## What is needed
From the listing below, extract each line containing the string "Prozessanlage".

--- start Data lines ---

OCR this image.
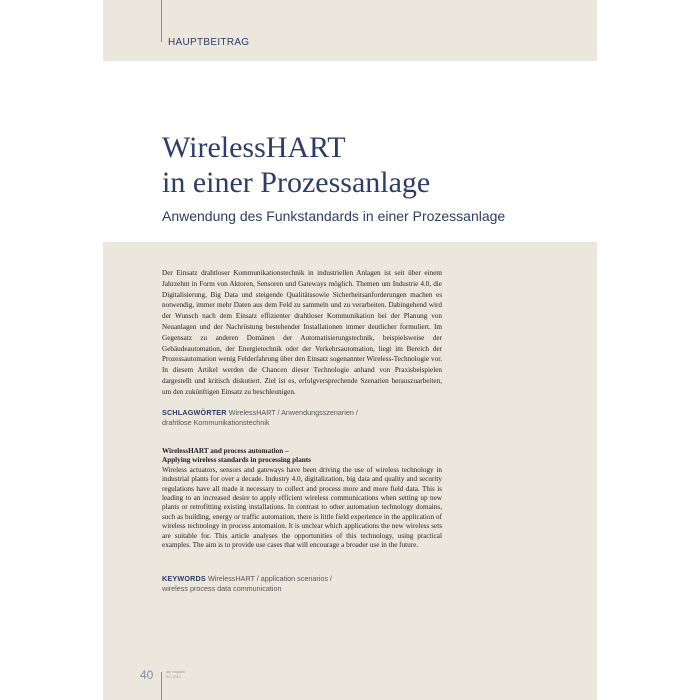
HAUPTBEITRAG
WirelessHART
in einer Prozessanlage
Anwendung des Funkstandards in einer Prozessanlage

Der Einsatz drahtloser Kommunikationstechnik in industriellen Anlagen ist seit über einem Jahrzehnt in Form von Aktoren, Sensoren und Gateways möglich. Themen um Industrie 4.0, die Digitalisierung, Big Data und steigende Qualitätssowie Sicherheitsanforderungen machen es notwendig, immer mehr Daten aus dem Feld zu sammeln und zu verarbeiten. Dabingehend wird der Wunsch nach dem Einsatz effizienter drahtloser Kommunikation bei der Planung von Neuanlagen und der Nachrüstung bestehender Installationen immer deutlicher formuliert. Im Gegensatz zu anderen Domänen der Automatisierungstechnik, beispielsweise der Gebäudeautomation, der Energietechnik oder der Verkehrsautomation, liegt im Bereich der Prozessautomation wenig Felderfahrung über den Einsatz sogenannter Wireless-Technologie vor. In diesem Artikel werden die Chancen dieser Technologie anhand von Praxisbeispielen dargestellt und kritisch diskutiert. Ziel ist es, erfolgversprechende Szenarien herauszuarbeiten, um den zukünftigen Einsatz zu beschleunigen.

SCHLAGWÖRTER WirelessHART / Anwendungsszenarien /
drahtlose Kommunikationstechnik
WirelessHART and process automation –
Applying wireless standards in processing plants

Wireless actuators, sensors and gateways have been driving the use of wireless technology in industrial plants for over a decade. Industry 4.0, digitalization, big data and quality and security regulations have all made it necessary to collect and process more and more field data. This is leading to an increased desire to apply efficient wireless communications when setting up new plants or retrofitting existing installations. In contrast to other automation technology domains, such as building, energy or traffic automation, there is little field experience in the application of wireless technology in process automation. It is unclear which applications the new wireless sets are suitable for. This article analyses the opportunities of this technology, using practical examples. The aim is to provide use cases that will encourage a broader use in the future.

KEYWORDS WirelessHART / application scenarios /
wireless process data communication
40	atp magazin
04 | 2019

--- end Data lines ---

## Reply
in einer Prozessanlage
Anwendung des Funkstandards in einer Prozessanlage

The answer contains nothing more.